▶ **Collected data**:
##############################
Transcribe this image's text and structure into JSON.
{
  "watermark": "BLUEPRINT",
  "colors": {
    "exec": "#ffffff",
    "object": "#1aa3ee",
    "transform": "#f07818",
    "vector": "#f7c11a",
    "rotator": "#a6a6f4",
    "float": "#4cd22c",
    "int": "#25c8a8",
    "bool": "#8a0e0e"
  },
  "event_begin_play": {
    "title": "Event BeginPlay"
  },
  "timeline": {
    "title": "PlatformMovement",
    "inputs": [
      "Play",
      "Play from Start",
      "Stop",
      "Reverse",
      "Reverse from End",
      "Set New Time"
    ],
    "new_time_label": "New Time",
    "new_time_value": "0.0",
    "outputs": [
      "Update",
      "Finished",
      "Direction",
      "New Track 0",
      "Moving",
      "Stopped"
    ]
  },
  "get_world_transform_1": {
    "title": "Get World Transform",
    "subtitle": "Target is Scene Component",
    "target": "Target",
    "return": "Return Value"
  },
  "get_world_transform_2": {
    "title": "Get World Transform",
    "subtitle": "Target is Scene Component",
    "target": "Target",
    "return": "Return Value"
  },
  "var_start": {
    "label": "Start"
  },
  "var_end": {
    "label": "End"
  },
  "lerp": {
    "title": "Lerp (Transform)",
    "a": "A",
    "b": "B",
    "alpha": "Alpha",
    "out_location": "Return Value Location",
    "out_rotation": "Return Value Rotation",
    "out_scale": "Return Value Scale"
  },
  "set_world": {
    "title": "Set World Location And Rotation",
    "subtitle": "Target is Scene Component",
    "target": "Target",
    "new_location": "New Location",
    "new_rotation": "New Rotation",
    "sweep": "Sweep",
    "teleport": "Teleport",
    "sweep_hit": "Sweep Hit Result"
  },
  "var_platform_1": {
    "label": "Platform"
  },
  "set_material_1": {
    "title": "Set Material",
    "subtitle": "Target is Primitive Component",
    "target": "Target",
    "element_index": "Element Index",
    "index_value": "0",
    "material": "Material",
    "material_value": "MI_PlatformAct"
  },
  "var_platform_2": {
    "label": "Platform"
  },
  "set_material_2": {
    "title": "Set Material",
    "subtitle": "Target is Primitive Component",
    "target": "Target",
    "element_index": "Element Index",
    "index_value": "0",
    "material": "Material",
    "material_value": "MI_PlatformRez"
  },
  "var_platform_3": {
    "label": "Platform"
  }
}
##############################
▶ **REQUIREMENTS**: All of the data needs to be printed once more, exactly.

▶ **RESULT OF THE TASK**:
Transcribe this image's text and structure into JSON.
{
  "watermark": "BLUEPRINT",
  "colors": {
    "exec": "#ffffff",
    "object": "#1aa3ee",
    "transform": "#f07818",
    "vector": "#f7c11a",
    "rotator": "#a6a6f4",
    "float": "#4cd22c",
    "int": "#25c8a8",
    "bool": "#8a0e0e"
  },
  "event_begin_play": {
    "title": "Event BeginPlay"
  },
  "timeline": {
    "title": "PlatformMovement",
    "inputs": [
      "Play",
      "Play from Start",
      "Stop",
      "Reverse",
      "Reverse from End",
      "Set New Time"
    ],
    "new_time_label": "New Time",
    "new_time_value": "0.0",
    "outputs": [
      "Update",
      "Finished",
      "Direction",
      "New Track 0",
      "Moving",
      "Stopped"
    ]
  },
  "get_world_transform_1": {
    "title": "Get World Transform",
    "subtitle": "Target is Scene Component",
    "target": "Target",
    "return": "Return Value"
  },
  "get_world_transform_2": {
    "title": "Get World Transform",
    "subtitle": "Target is Scene Component",
    "target": "Target",
    "return": "Return Value"
  },
  "var_start": {
    "label": "Start"
  },
  "var_end": {
    "label": "End"
  },
  "lerp": {
    "title": "Lerp (Transform)",
    "a": "A",
    "b": "B",
    "alpha": "Alpha",
    "out_location": "Return Value Location",
    "out_rotation": "Return Value Rotation",
    "out_scale": "Return Value Scale"
  },
  "set_world": {
    "title": "Set World Location And Rotation",
    "subtitle": "Target is Scene Component",
    "target": "Target",
    "new_location": "New Location",
    "new_rotation": "New Rotation",
    "sweep": "Sweep",
    "teleport": "Teleport",
    "sweep_hit": "Sweep Hit Result"
  },
  "var_platform_1": {
    "label": "Platform"
  },
  "set_material_1": {
    "title": "Set Material",
    "subtitle": "Target is Primitive Component",
    "target": "Target",
    "element_index": "Element Index",
    "index_value": "0",
    "material": "Material",
    "material_value": "MI_PlatformAct"
  },
  "var_platform_2": {
    "label": "Platform"
  },
  "set_material_2": {
    "title": "Set Material",
    "subtitle": "Target is Primitive Component",
    "target": "Target",
    "element_index": "Element Index",
    "index_value": "0",
    "material": "Material",
    "material_value": "MI_PlatformRez"
  },
  "var_platform_3": {
    "label": "Platform"
  }
}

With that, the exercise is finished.